▶ [Aim of the exercise]
Copy each line holding the string "Whites".

Data listing
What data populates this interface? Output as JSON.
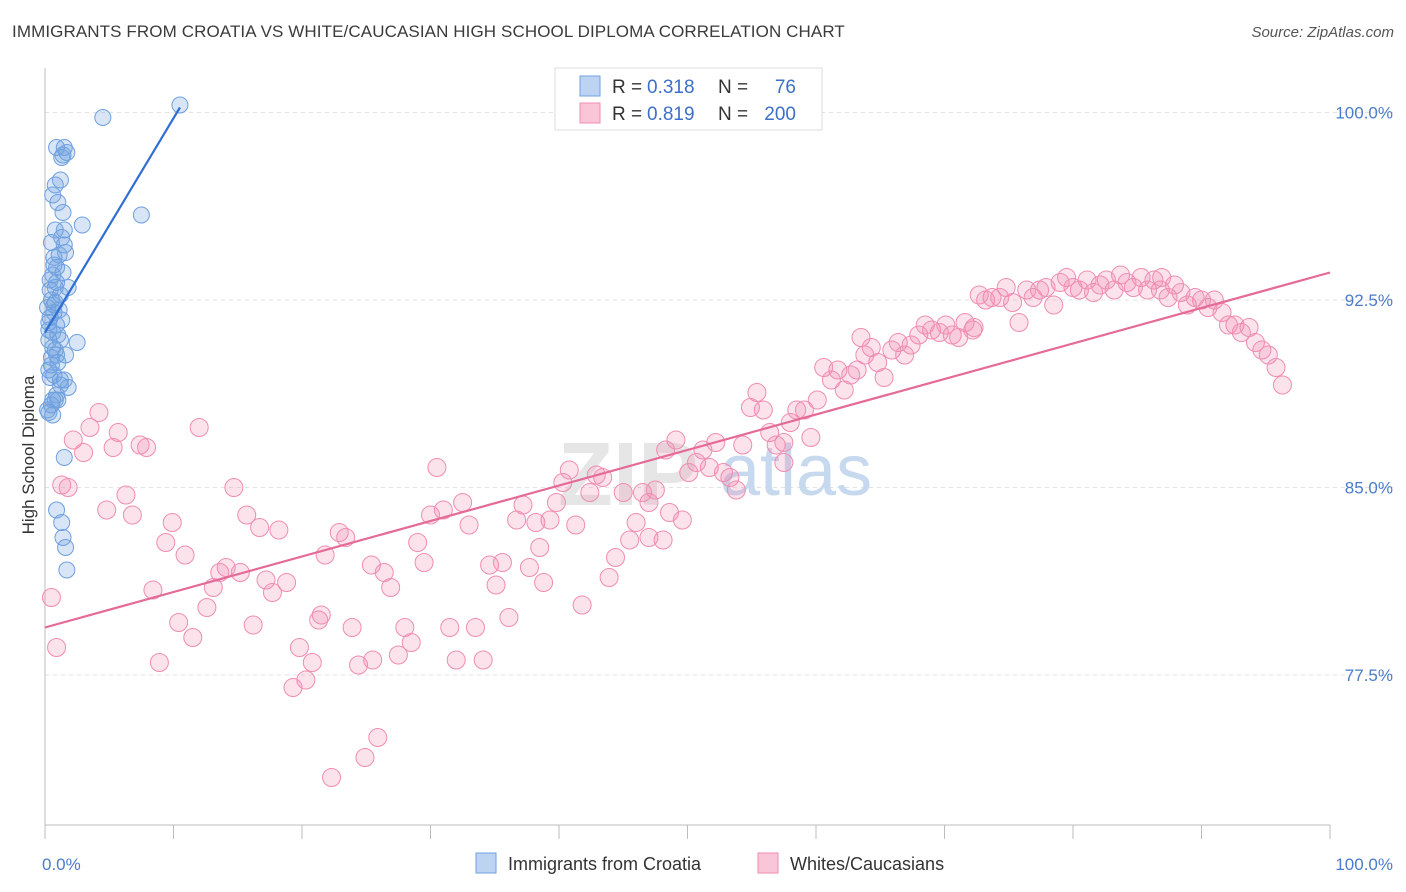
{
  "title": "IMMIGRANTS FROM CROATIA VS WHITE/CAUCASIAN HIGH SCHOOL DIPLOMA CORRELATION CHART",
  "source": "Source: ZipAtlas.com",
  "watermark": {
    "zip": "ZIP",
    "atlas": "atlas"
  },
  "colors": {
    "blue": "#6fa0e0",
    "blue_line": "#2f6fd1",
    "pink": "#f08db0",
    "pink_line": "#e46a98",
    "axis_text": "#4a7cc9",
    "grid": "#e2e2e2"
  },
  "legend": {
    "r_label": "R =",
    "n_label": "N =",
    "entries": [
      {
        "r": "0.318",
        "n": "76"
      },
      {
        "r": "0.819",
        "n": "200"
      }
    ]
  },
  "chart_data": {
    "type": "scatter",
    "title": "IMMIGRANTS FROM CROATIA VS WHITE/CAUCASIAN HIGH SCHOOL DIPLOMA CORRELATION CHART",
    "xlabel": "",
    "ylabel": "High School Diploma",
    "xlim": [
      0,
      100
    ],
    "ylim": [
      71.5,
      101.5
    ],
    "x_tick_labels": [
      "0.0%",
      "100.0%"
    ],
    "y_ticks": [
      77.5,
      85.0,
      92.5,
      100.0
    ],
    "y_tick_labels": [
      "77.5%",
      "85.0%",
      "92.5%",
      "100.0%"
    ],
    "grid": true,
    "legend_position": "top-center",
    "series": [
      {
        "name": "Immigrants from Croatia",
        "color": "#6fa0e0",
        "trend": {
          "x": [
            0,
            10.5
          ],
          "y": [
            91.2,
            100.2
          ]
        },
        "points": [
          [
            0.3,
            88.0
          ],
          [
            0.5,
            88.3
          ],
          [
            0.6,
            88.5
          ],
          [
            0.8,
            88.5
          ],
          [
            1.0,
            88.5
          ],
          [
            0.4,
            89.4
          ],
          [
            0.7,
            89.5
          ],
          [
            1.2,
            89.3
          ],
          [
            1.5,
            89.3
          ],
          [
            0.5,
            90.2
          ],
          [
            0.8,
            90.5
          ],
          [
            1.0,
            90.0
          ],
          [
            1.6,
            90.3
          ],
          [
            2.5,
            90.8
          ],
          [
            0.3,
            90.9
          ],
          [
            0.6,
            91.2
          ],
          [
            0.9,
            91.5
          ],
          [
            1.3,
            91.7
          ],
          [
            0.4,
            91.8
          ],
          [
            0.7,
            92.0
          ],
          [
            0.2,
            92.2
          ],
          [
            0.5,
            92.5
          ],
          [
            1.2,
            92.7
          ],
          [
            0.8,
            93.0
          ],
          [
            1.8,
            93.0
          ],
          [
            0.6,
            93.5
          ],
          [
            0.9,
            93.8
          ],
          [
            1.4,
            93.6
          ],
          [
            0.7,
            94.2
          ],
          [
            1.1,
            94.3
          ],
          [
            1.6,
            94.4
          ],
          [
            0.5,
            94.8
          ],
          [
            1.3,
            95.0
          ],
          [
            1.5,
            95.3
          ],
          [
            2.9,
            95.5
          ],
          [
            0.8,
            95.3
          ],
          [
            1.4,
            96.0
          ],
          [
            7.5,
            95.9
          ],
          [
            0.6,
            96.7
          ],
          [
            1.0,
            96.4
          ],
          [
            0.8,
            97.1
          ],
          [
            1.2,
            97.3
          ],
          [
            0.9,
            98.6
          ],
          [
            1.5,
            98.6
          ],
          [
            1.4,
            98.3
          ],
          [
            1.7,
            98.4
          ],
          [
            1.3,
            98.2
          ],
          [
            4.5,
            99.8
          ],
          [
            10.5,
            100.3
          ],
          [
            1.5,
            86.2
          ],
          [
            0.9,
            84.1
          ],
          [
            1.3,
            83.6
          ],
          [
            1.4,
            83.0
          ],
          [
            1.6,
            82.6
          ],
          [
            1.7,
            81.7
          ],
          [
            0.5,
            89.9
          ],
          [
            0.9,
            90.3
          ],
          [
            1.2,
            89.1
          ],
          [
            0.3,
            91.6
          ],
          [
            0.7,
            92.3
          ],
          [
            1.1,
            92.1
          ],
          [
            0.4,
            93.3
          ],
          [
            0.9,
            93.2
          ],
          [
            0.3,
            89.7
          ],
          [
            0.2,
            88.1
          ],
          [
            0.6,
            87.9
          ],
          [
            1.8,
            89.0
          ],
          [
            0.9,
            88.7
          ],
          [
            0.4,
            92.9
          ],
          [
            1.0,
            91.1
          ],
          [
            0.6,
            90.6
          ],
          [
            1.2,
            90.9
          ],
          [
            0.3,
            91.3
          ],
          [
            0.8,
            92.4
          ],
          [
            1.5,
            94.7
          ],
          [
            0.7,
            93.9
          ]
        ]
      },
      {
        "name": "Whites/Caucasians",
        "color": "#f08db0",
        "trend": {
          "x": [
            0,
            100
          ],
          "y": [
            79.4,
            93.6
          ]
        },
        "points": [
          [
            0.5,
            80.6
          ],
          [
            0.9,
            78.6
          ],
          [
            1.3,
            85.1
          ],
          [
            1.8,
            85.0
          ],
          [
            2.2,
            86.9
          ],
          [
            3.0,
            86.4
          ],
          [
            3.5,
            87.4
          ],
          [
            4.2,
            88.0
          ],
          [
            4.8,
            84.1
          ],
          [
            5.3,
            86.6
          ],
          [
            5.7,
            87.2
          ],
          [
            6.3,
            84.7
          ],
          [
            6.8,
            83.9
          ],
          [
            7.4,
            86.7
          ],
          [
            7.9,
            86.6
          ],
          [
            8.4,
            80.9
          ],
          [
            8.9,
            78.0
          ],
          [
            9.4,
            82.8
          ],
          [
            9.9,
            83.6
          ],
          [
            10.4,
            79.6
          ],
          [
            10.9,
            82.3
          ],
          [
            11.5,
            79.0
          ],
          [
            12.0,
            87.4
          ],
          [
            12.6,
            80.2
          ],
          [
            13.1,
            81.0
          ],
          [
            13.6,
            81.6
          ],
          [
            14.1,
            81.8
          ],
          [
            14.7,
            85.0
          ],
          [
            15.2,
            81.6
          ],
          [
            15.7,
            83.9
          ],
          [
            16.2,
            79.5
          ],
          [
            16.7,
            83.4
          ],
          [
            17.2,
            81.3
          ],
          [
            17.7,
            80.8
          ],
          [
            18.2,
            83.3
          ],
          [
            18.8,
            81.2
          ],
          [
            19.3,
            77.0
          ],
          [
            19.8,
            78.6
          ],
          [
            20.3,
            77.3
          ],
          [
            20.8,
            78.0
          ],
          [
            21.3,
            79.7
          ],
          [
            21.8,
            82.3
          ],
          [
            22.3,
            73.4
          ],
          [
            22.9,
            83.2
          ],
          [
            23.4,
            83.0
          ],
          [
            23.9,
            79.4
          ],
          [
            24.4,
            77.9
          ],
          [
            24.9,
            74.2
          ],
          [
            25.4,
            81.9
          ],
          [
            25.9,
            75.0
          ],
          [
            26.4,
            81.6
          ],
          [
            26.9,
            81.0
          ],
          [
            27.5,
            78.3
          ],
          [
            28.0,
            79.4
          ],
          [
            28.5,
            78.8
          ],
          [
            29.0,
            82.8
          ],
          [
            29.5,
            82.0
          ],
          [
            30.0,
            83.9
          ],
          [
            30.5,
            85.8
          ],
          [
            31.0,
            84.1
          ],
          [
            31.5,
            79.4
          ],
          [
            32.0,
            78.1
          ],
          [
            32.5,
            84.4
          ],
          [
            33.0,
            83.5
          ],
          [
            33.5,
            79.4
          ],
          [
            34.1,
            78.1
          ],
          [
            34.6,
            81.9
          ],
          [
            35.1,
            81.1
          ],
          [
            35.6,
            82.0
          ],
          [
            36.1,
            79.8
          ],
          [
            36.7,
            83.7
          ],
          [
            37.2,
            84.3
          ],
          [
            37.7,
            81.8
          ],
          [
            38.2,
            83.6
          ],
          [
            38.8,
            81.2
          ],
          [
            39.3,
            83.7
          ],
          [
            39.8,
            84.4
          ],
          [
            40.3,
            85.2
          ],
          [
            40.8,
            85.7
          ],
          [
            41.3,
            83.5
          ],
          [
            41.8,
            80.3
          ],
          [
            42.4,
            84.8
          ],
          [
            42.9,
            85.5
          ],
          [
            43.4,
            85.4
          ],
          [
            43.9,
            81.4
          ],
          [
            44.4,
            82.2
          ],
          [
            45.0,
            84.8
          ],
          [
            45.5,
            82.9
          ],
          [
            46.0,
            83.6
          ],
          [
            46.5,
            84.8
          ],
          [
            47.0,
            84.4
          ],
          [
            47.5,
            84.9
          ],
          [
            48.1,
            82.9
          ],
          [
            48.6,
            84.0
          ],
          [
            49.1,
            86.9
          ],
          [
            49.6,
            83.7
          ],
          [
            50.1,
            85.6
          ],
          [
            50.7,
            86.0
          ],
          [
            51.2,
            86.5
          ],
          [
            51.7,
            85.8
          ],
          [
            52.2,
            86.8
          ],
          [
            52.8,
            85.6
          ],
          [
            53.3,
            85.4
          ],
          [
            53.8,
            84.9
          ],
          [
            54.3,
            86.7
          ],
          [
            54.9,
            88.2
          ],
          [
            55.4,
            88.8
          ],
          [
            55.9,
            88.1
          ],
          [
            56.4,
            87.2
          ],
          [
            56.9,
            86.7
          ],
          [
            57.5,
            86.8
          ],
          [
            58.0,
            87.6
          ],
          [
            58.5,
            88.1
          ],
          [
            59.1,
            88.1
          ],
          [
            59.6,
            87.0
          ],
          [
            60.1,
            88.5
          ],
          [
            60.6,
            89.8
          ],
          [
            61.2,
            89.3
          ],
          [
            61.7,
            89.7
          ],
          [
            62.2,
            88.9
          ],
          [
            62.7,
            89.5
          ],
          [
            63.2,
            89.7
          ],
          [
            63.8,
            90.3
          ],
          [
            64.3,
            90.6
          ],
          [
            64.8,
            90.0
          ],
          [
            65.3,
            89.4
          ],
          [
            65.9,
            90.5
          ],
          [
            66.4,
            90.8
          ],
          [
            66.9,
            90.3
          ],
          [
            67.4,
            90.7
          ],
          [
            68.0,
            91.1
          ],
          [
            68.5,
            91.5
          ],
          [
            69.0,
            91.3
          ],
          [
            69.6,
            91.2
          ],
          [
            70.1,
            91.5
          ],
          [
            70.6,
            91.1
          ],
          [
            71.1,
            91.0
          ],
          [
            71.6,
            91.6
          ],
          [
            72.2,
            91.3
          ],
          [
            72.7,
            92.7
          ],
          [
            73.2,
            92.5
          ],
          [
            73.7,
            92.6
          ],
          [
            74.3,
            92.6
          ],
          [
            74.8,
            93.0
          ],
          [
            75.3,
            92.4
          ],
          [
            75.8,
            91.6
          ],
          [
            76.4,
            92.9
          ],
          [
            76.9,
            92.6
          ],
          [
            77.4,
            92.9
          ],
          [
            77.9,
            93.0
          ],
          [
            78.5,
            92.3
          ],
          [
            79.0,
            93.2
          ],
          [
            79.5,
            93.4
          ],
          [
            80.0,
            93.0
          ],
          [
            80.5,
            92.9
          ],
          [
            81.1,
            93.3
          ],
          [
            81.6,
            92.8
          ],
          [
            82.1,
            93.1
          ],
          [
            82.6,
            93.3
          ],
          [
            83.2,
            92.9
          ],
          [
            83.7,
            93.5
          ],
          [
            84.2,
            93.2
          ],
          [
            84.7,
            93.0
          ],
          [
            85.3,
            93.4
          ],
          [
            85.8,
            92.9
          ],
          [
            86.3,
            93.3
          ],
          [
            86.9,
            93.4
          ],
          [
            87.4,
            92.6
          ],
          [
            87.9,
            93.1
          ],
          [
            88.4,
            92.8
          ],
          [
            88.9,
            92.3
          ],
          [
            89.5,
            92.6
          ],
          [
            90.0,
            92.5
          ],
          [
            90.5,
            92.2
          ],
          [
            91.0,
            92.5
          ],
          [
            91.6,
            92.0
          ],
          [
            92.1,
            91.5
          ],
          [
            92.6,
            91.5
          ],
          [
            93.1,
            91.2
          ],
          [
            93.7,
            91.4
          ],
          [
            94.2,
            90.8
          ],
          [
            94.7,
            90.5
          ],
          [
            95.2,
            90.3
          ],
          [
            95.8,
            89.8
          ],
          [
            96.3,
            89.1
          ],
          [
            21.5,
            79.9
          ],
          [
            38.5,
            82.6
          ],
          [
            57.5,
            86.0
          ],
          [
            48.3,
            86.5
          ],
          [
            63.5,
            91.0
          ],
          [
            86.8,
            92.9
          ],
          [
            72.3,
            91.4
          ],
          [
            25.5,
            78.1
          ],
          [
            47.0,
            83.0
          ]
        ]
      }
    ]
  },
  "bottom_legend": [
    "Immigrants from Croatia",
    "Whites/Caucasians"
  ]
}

▶ [Correct response]
        "name": "Whites/Caucasians",
    "Whites/Caucasians"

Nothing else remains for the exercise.